## [RECORDS SUPPLIED]

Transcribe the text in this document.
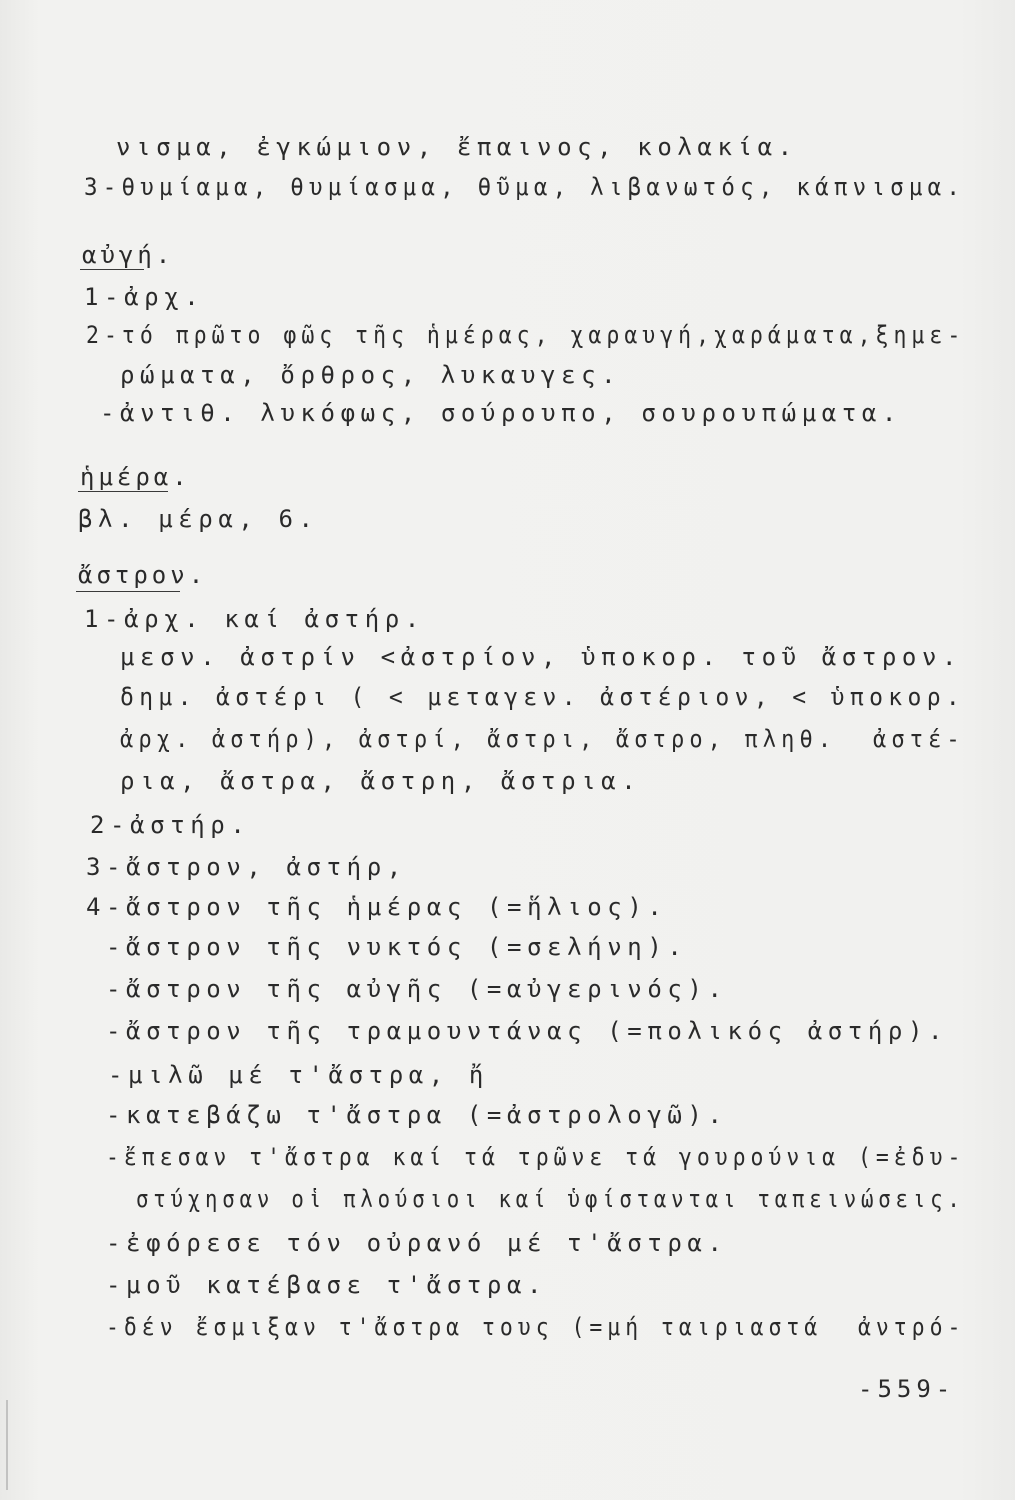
νισμα, ἐγκώμιον, ἔπαινος, κολακία.
3-θυμίαμα, θυμίασμα, θῦμα, λιβανωτός, κάπνισμα.
αὐγή.
1-ἀρχ.
2-τό πρῶτο φῶς τῆς ἡμέρας, χαραυγή,χαράματα,ξημε-
ρώματα, ὄρθρος, λυκαυγες.
-ἀντιθ. λυκόφως, σούρουπο, σουρουπώματα.
ἡμέρα.
βλ. μέρα, 6.
ἄστρον.
1-ἀρχ. καί ἀστήρ.
μεσν. ἀστρίν <ἀστρίον, ὑποκορ. τοῦ ἄστρον.
δημ. ἀστέρι ( < μεταγεν. ἀστέριον, < ὑποκορ.
ἀρχ. ἀστήρ), ἀστρί, ἄστρι, ἄστρο, πληθ.  ἀστέ-
ρια, ἄστρα, ἄστρη, ἄστρια.
2-ἀστήρ.
3-ἄστρον, ἀστήρ,
4-ἄστρον τῆς ἡμέρας (=ἥλιος).
-ἄστρον τῆς νυκτός (=σελήνη).
-ἄστρον τῆς αὐγῆς (=αὐγερινός).
-ἄστρον τῆς τραμουντάνας (=πολικός ἀστήρ).
-μιλῶ μέ τ'ἄστρα, ἤ
-κατεβάζω τ'ἄστρα (=ἀστρολογῶ).
-ἔπεσαν τ'ἄστρα καί τά τρῶνε τά γουρούνια (=ἐδυ-
στύχησαν οἱ πλούσιοι καί ὑφίστανται ταπεινώσεις.
-ἐφόρεσε τόν οὐρανό μέ τ'ἄστρα.
-μοῦ κατέβασε τ'ἄστρα.
-δέν ἔσμιξαν τ'ἄστρα τους (=μή ταιριαστά  ἀντρό-
-559-
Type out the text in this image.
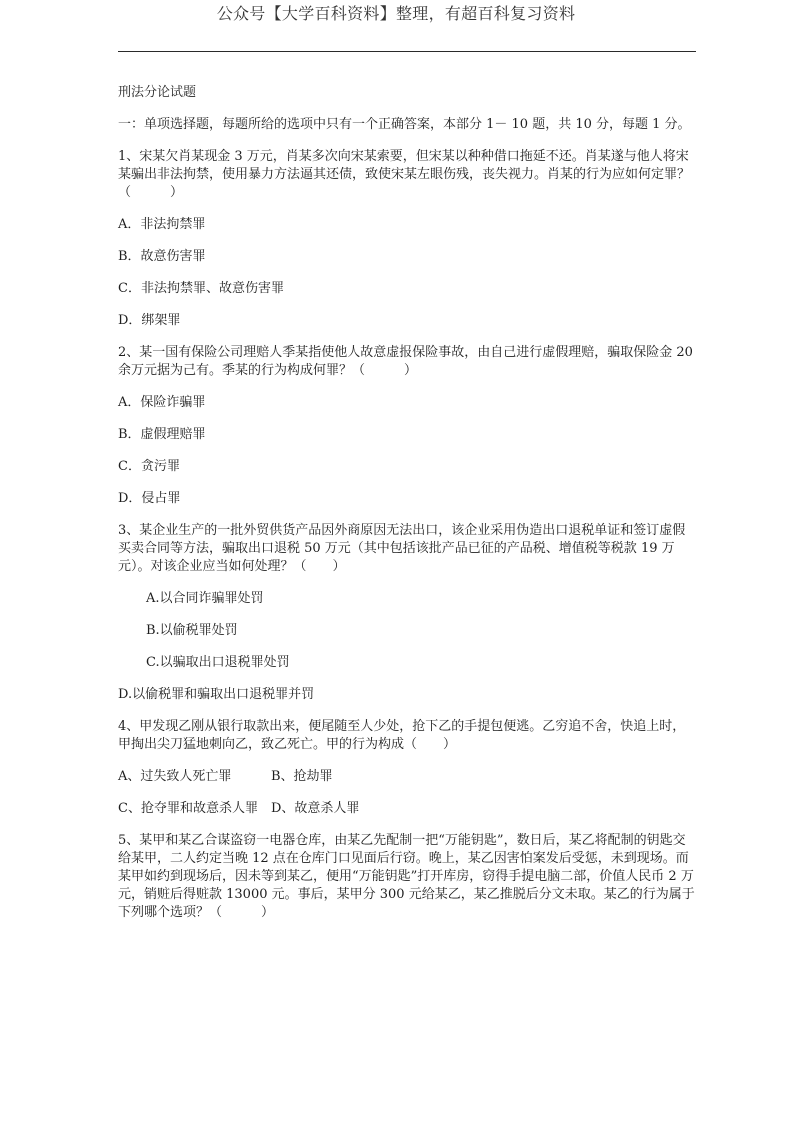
公众号【大学百科资料】整理，有超百科复习资料

刑法分论试题

一：单项选择题，每题所给的选项中只有一个正确答案，本部分 1－ 10 题，共 10 分，每题 1 分。

1、宋某欠肖某现金 3 万元，肖某多次向宋某索要，但宋某以种种借口拖延不还。肖某遂与他人将宋某骗出非法拘禁，使用暴力方法逼其还债，致使宋某左眼伤残，丧失视力。肖某的行为应如何定罪？（　　　）

A．非法拘禁罪

B．故意伤害罪

C．非法拘禁罪、故意伤害罪

D．绑架罪

2、某一国有保险公司理赔人季某指使他人故意虚报保险事故，由自己进行虚假理赔，骗取保险金 20 余万元据为己有。季某的行为构成何罪？（　　　）

A．保险诈骗罪

B．虚假理赔罪

C．贪污罪

D．侵占罪

3、某企业生产的一批外贸供货产品因外商原因无法出口，该企业采用伪造出口退税单证和签订虚假买卖合同等方法，骗取出口退税 50 万元（其中包括该批产品已征的产品税、增值税等税款 19 万元）。对该企业应当如何处理？（　　）

A.以合同诈骗罪处罚

B.以偷税罪处罚

C.以骗取出口退税罪处罚

D.以偷税罪和骗取出口退税罪并罚

4、甲发现乙刚从银行取款出来，便尾随至人少处，抢下乙的手提包便逃。乙穷追不舍，快追上时，甲掏出尖刀猛地刺向乙，致乙死亡。甲的行为构成（　　）

A、过失致人死亡罪	B、抢劫罪
C、抢夺罪和故意杀人罪	D、故意杀人罪

5、某甲和某乙合谋盗窃一电器仓库，由某乙先配制一把“万能钥匙”，数日后，某乙将配制的钥匙交给某甲，二人约定当晚 12 点在仓库门口见面后行窃。晚上，某乙因害怕案发后受惩，未到现场。而某甲如约到现场后，因未等到某乙，便用“万能钥匙”打开库房，窃得手提电脑二部，价值人民币 2 万元，销赃后得赃款 13000 元。事后，某甲分 300 元给某乙，某乙推脱后分文未取。某乙的行为属于下列哪个选项？（　　　）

## [WRITTEN REQUEST]
Count the lines of the data that include the string "text", and give only that number.

## [RESULT]
2